Problem: Return, exactly, the line that contains "What does this" together with all lines after it to the end of the entries, and no further lines.

──────── Extracted information

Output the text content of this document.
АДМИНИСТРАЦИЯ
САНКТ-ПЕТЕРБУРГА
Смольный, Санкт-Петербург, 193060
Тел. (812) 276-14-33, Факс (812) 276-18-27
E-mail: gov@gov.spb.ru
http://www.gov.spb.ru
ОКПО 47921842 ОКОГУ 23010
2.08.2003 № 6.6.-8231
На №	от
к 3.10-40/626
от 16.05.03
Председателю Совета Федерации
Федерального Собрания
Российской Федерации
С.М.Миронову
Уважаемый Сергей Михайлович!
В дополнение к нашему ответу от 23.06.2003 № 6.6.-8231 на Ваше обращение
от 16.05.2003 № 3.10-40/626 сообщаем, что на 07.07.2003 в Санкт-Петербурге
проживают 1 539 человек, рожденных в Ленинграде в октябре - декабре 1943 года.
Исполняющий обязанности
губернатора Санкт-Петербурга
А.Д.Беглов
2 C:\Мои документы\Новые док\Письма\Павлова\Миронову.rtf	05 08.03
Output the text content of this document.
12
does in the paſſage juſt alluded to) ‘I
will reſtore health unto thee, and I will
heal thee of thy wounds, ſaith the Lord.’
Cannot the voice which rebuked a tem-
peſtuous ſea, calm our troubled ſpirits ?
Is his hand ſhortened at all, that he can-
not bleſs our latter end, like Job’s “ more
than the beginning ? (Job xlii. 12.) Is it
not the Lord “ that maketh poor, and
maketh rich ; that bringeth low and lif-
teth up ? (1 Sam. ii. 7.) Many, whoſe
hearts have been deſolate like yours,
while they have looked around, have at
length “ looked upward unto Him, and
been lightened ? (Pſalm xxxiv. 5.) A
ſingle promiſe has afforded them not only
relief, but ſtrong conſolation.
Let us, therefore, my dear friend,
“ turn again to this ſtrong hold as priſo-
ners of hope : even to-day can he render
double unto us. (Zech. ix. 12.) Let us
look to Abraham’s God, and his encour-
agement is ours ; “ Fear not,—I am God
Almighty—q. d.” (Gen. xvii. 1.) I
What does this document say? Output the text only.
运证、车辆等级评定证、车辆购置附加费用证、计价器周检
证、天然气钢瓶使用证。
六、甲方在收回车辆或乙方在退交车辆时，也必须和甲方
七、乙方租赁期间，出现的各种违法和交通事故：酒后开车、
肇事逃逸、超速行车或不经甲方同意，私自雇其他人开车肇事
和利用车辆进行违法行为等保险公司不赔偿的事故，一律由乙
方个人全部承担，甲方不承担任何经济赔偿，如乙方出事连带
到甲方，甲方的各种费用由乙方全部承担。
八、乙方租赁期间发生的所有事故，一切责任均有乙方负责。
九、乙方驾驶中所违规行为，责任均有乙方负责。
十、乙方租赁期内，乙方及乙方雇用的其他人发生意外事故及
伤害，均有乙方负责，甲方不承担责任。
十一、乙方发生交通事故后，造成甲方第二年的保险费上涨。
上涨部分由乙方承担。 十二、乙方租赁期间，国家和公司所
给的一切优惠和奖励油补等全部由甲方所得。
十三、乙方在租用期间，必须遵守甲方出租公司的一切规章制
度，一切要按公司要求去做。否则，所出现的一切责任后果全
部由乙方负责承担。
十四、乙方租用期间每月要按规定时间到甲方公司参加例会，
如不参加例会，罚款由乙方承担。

────────────────

Exercise answer:
What does this document say? Output the text only.
运证、车辆等级评定证、车辆购置附加费用证、计价器周检
证、天然气钢瓶使用证。
六、甲方在收回车辆或乙方在退交车辆时，也必须和甲方
七、乙方租赁期间，出现的各种违法和交通事故：酒后开车、
肇事逃逸、超速行车或不经甲方同意，私自雇其他人开车肇事
和利用车辆进行违法行为等保险公司不赔偿的事故，一律由乙
方个人全部承担，甲方不承担任何经济赔偿，如乙方出事连带
到甲方，甲方的各种费用由乙方全部承担。
八、乙方租赁期间发生的所有事故，一切责任均有乙方负责。
九、乙方驾驶中所违规行为，责任均有乙方负责。
十、乙方租赁期内，乙方及乙方雇用的其他人发生意外事故及
伤害，均有乙方负责，甲方不承担责任。
十一、乙方发生交通事故后，造成甲方第二年的保险费上涨。
上涨部分由乙方承担。 十二、乙方租赁期间，国家和公司所
给的一切优惠和奖励油补等全部由甲方所得。
十三、乙方在租用期间，必须遵守甲方出租公司的一切规章制
度，一切要按公司要求去做。否则，所出现的一切责任后果全
部由乙方负责承担。
十四、乙方租用期间每月要按规定时间到甲方公司参加例会，
如不参加例会，罚款由乙方承担。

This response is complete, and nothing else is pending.